Problem description: Would you write out the listing verbatim and skip every picture in it?

[Stored items]
• • • • •
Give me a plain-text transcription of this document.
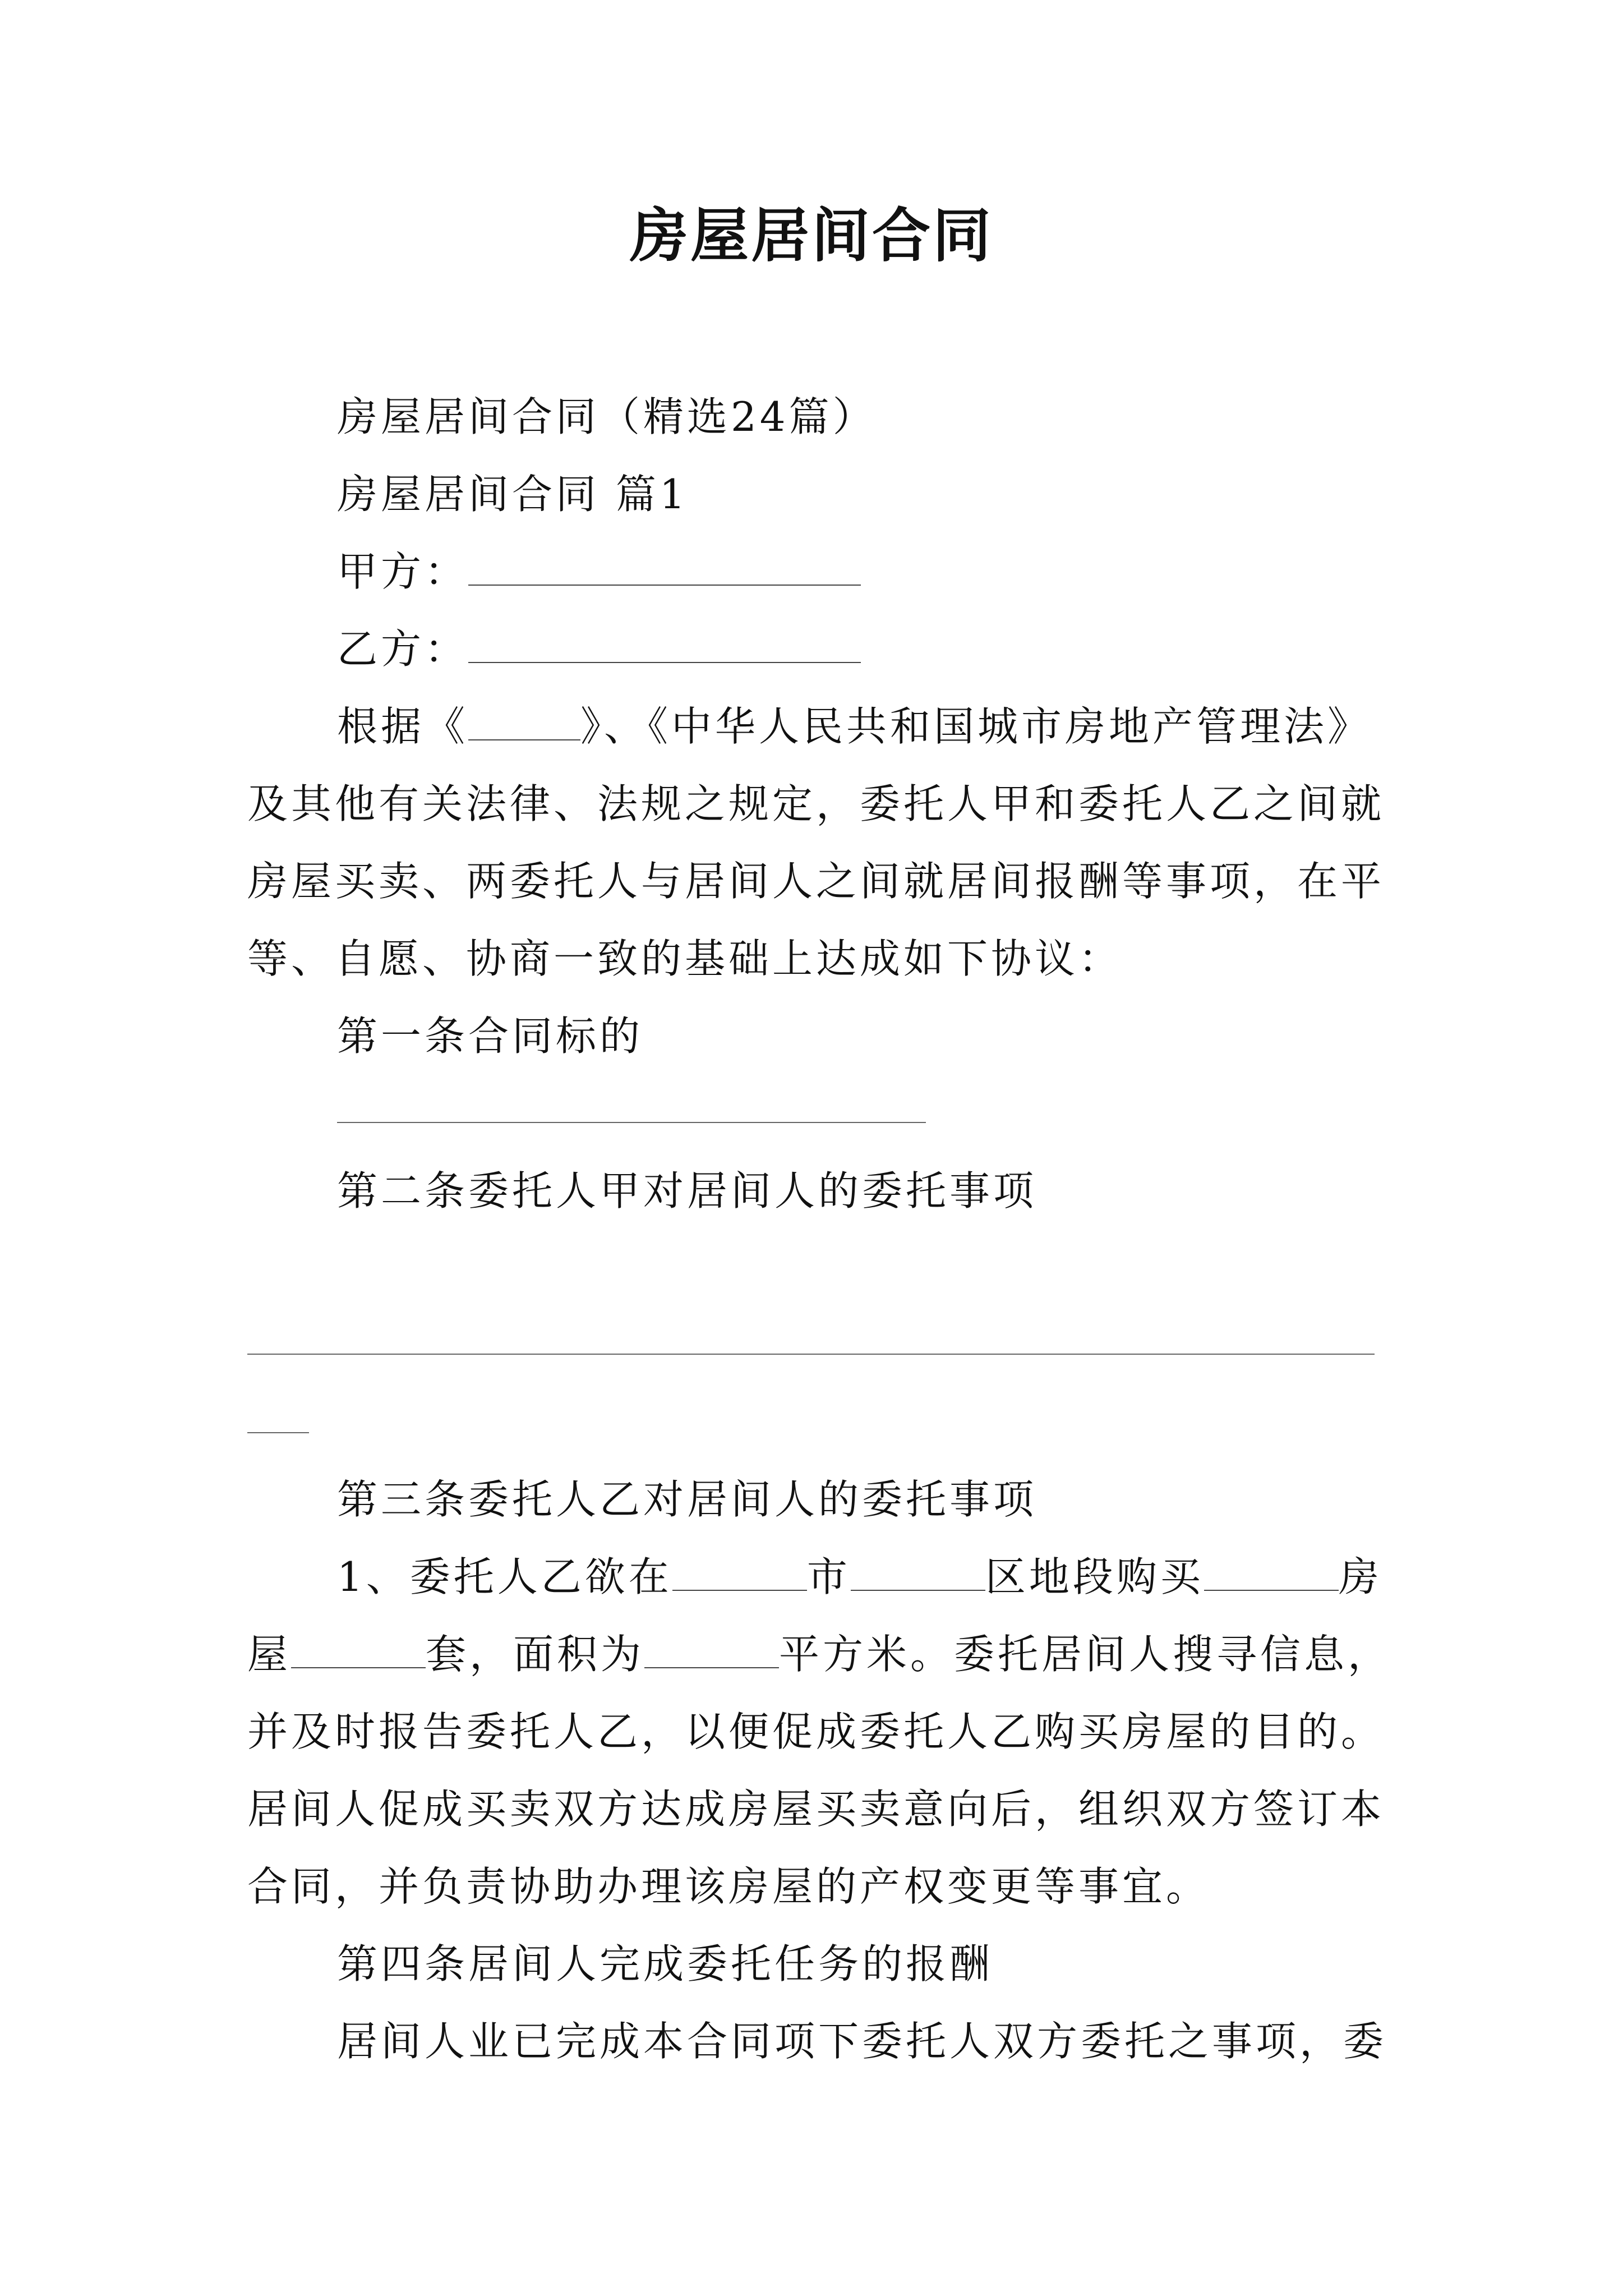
房屋居间合同

房屋居间合同（精选24篇）

房屋居间合同 篇1

甲方：

乙方：

根据《	》、《中华人民共和国城市房地产管理法》

及其他有关法律、法规之规定，委托人甲和委托人乙之间就

房屋买卖、两委托人与居间人之间就居间报酬等事项，在平

等、自愿、协商一致的基础上达成如下协议：

第一条合同标的

第二条委托人甲对居间人的委托事项

第三条委托人乙对居间人的委托事项

1、委托人乙欲在	市	区地段购买	房

屋	套，面积为	平方米。委托居间人搜寻信息，

并及时报告委托人乙，以便促成委托人乙购买房屋的目的。

居间人促成买卖双方达成房屋买卖意向后，组织双方签订本

合同，并负责协助办理该房屋的产权变更等事宜。

第四条居间人完成委托任务的报酬

居间人业已完成本合同项下委托人双方委托之事项，委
• • • • •
The solution:
Give me a plain-text transcription of this document.
房屋居间合同

房屋居间合同（精选24篇）

房屋居间合同 篇1

甲方：

乙方：

根据《	》、《中华人民共和国城市房地产管理法》

及其他有关法律、法规之规定，委托人甲和委托人乙之间就

房屋买卖、两委托人与居间人之间就居间报酬等事项，在平

等、自愿、协商一致的基础上达成如下协议：

第一条合同标的

第二条委托人甲对居间人的委托事项

第三条委托人乙对居间人的委托事项

1、委托人乙欲在	市	区地段购买	房

屋	套，面积为	平方米。委托居间人搜寻信息，

并及时报告委托人乙，以便促成委托人乙购买房屋的目的。

居间人促成买卖双方达成房屋买卖意向后，组织双方签订本

合同，并负责协助办理该房屋的产权变更等事宜。

第四条居间人完成委托任务的报酬

居间人业已完成本合同项下委托人双方委托之事项，委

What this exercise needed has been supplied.